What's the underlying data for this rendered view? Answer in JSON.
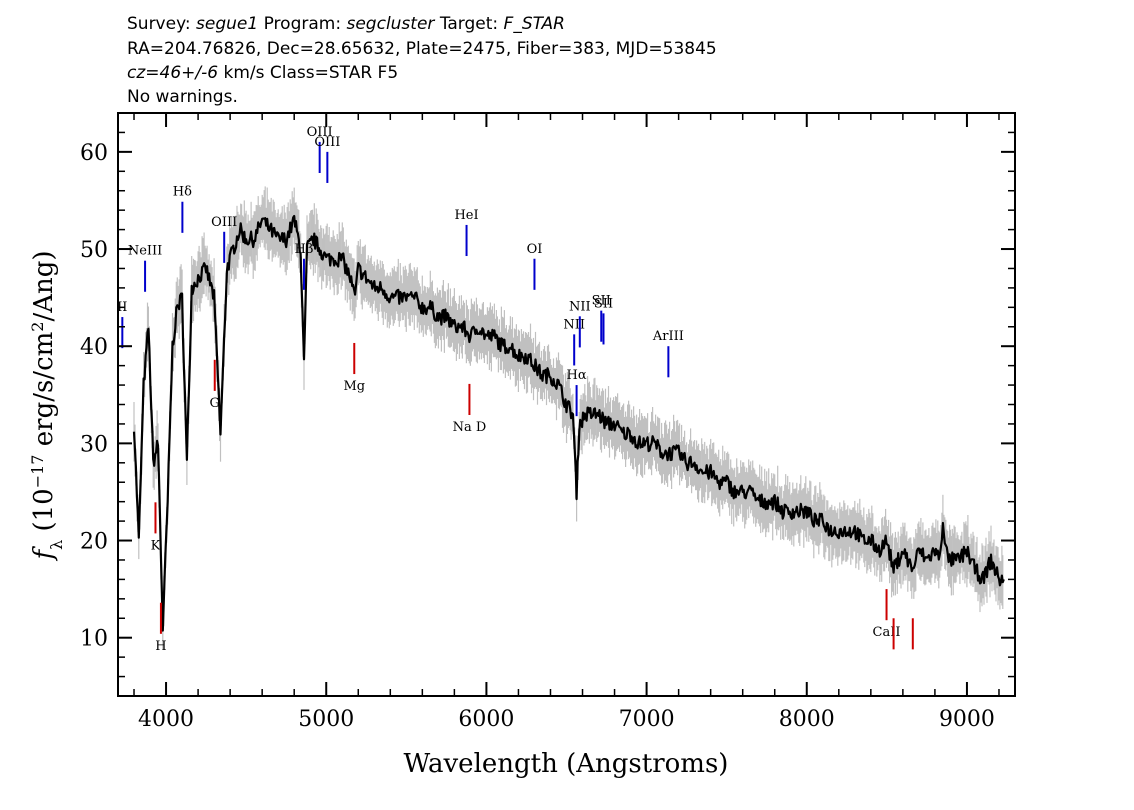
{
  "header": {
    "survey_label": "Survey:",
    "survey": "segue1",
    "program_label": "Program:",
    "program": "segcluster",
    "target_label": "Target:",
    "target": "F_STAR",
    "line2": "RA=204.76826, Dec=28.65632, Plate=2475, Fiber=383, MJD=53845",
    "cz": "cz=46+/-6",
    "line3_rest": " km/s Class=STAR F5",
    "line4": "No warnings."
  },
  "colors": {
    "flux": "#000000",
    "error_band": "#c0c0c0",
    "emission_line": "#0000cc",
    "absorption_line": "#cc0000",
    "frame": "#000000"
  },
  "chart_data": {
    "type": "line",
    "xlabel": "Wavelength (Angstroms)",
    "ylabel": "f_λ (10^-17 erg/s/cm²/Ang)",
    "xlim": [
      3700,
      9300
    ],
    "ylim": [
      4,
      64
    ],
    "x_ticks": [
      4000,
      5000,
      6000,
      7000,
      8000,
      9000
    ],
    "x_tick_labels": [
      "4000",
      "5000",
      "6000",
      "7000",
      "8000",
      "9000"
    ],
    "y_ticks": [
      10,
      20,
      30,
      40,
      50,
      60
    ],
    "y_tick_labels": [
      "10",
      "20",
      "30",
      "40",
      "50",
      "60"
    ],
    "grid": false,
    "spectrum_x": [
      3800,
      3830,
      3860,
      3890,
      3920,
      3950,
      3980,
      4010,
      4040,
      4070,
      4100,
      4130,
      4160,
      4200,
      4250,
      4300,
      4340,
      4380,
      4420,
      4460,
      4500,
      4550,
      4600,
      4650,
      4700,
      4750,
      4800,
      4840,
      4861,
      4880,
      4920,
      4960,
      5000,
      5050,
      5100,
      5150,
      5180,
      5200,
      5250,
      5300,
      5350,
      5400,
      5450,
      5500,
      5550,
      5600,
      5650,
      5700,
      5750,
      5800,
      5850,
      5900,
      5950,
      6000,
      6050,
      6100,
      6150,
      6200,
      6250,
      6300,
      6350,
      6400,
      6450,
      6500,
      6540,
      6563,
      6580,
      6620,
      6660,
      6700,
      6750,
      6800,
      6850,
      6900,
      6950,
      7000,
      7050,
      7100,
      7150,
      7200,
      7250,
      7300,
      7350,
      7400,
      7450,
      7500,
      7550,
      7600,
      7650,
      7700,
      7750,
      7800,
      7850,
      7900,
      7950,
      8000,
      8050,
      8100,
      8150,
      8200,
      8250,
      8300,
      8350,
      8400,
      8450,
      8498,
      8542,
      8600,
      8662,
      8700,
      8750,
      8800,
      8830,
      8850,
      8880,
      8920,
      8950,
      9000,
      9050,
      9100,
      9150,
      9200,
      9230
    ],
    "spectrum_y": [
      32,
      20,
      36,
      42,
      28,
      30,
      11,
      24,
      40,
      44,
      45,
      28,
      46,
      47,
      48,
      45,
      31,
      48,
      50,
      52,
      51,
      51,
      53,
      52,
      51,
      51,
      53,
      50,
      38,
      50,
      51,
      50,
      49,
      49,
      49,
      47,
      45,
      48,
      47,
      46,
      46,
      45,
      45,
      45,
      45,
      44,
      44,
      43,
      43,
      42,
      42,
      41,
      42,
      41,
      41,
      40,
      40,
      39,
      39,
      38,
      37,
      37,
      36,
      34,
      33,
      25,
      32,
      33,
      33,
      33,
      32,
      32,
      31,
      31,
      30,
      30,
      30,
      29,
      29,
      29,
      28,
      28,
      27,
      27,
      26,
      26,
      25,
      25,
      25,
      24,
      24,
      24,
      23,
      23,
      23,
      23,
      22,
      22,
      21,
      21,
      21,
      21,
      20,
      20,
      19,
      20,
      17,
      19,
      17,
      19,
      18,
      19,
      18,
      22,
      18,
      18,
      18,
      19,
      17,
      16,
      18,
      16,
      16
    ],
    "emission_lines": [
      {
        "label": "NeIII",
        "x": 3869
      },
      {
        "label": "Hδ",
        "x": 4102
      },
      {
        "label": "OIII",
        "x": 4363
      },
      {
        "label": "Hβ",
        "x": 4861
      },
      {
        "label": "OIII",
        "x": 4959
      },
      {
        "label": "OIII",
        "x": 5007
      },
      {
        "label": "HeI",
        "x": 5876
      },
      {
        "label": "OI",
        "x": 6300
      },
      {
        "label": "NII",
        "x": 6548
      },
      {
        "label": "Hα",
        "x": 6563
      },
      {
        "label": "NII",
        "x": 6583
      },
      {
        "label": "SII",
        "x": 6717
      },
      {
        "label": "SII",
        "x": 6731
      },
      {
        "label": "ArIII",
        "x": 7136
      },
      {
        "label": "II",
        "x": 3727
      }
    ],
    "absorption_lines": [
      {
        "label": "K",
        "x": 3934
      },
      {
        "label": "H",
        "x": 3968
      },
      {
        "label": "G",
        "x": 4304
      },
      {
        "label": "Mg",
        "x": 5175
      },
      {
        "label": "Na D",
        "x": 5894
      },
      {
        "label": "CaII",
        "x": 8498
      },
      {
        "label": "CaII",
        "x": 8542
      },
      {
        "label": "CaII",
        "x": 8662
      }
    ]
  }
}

---

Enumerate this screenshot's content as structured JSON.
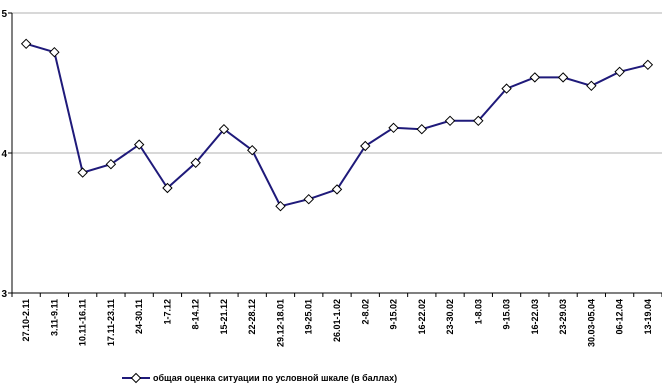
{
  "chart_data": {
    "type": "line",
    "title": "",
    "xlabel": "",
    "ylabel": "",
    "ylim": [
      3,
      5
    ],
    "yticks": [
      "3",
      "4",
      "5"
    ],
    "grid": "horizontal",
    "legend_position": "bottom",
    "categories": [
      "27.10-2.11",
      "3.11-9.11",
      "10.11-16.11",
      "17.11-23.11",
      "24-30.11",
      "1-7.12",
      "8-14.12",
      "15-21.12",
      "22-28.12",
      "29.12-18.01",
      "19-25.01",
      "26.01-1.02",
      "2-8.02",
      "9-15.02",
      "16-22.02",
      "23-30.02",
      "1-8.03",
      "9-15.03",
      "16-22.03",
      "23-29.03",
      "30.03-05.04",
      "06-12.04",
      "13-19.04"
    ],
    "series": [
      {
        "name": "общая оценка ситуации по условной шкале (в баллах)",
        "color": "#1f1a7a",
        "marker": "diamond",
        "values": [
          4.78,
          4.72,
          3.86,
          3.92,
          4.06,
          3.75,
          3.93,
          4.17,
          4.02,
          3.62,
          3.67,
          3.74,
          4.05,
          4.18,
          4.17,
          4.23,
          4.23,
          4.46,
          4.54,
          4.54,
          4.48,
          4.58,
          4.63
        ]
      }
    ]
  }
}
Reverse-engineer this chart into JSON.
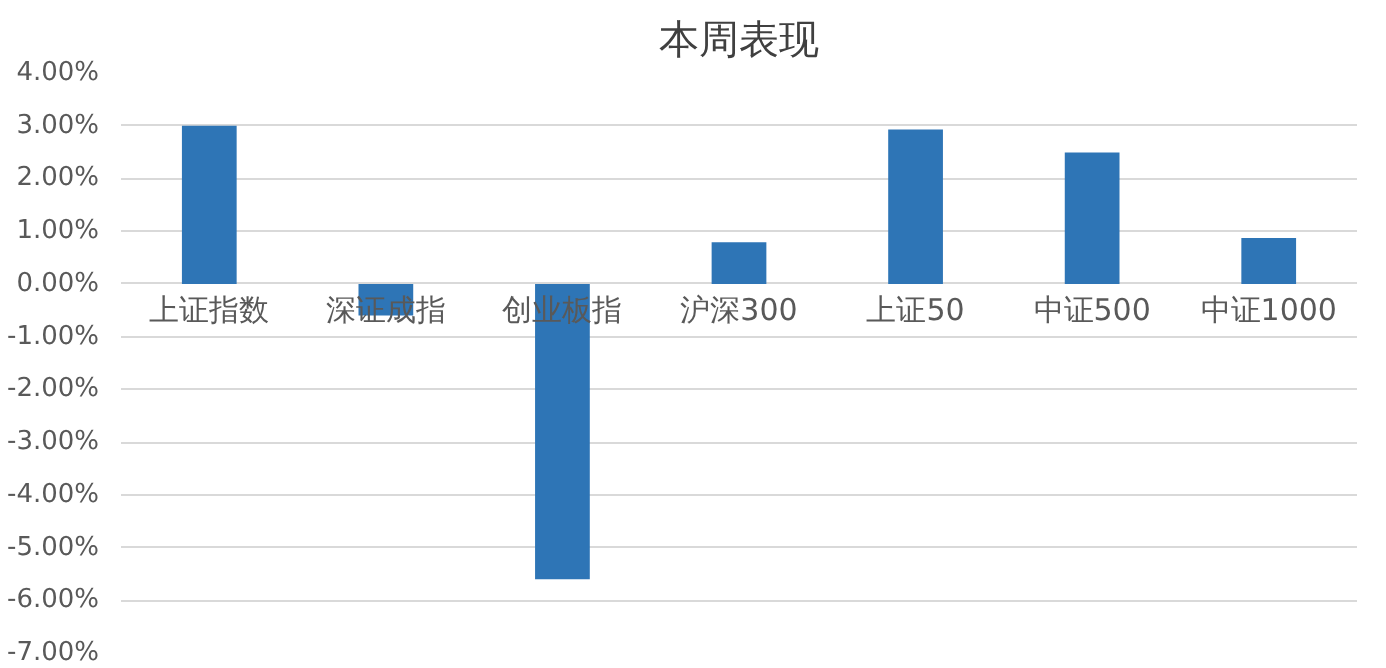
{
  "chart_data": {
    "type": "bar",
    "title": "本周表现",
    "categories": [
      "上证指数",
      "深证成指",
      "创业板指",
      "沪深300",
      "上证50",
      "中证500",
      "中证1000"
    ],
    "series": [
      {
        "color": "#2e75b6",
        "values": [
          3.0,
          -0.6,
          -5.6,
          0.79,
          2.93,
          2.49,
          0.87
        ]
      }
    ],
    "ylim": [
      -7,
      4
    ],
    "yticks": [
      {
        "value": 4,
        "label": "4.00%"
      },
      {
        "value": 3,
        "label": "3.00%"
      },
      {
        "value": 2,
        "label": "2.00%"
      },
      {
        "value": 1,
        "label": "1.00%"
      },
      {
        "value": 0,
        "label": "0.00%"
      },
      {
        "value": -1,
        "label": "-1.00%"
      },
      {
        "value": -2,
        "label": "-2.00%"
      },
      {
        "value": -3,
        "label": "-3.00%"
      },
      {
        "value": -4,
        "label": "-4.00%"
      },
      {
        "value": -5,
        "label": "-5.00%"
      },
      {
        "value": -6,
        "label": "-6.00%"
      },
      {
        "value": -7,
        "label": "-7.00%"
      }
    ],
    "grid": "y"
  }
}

---

WRITTEN PROBLEM: Find all lines holding the string "JSON" and copy them.

WRITTEN ANSWER:
What's the underlying data for this rendered view? Answer in JSON.
Enumerate this screenshot's content as structured JSON.
Reverse-engineer this chart into JSON.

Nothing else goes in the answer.